» Sección del documento:
El racismo en América Latina no puede comprenderse sin situarlo en su profunda dimensión histórica. La conquista y colonización implantaron un sistema racial jerárquico que aún hoy define el acceso a recursos, derechos y representación. En México, la persistencia de la discriminación contra pueblos originarios se refleja en datos alarmantes: comunidades indígenas representan una parte significativa de la población en pobreza extrema, y enfrentan exclusión sistemática en ámbitos como la educación y la salud. Ejemplos como la marginación histórica de los pueblos otomíes o zapotecas muestran cómo las estructuras de poder siguen condicionando sus oportunidades y derechos.
Sin embargo, este entramado de desigualdad no se explica solo a partir del racismo. El clasismo, entendido como la discriminación basada en la posición socioeconómica, se entrelaza profundamente con el racismo, formando un sistema de opresiones que se refuerzan mutuamente. Ambos fenómenos no solo afectan a los sectores históricamente marginados —como los pueblos originarios y afrodescendientes— sino que también se manifiestan en todas las capas sociales. Incluso dentro de los grupos privilegiados, el clasismo produce jerarquías internas basadas en el origen, la educación, la apariencia o el nivel económico, naturalizando la desigualdad y justificando la exclusión. Esta dinámica reproduce estigmas, consolida barreras invisibles y legitima la idea de que algunos cuerpos y voces valen más que otros.

» Qué debes hacer:
Responde estas preguntas a partir del texto sobre el racismo y el clasismo en América Latina.
(a) ¿Qué dos pueblos se mencionan como ejemplos de marginación histórica en México?
(b) ¿Cómo se define el clasismo?
(c) ¿En qué se basan las jerarquías internas que el clasismo produce dentro de los grupos privilegiados?

» Contenido de datos:
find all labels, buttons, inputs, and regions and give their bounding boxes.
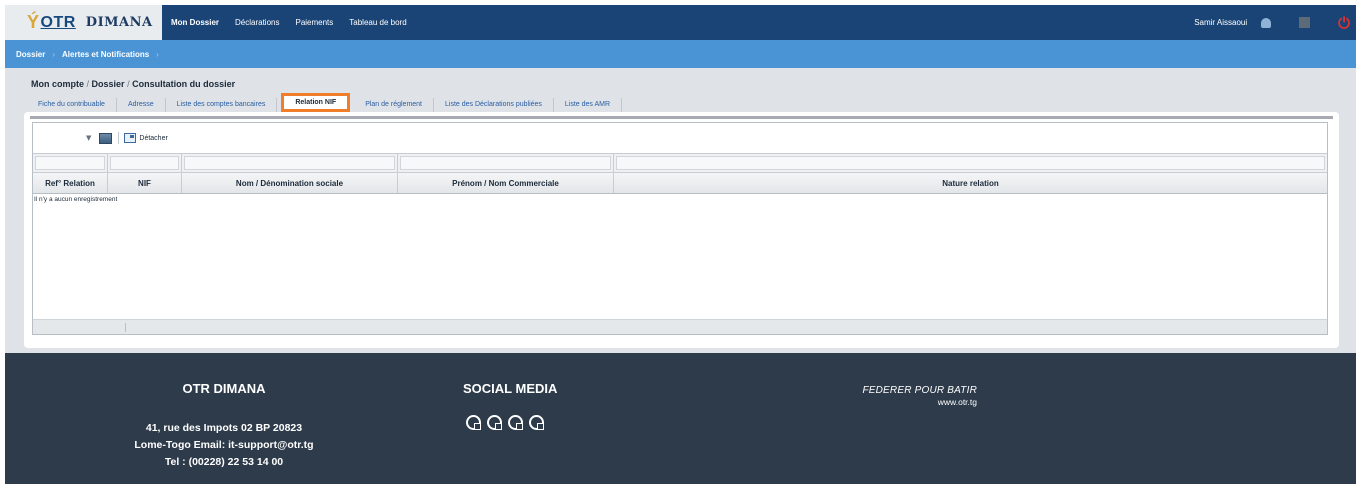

» Resultado del ejercicio:
(a) Los pueblos otomíes y zapotecas.
(b) Como la discriminación basada en la posición socioeconómica.
(c) En el origen, la educación, la apariencia o el nivel económico.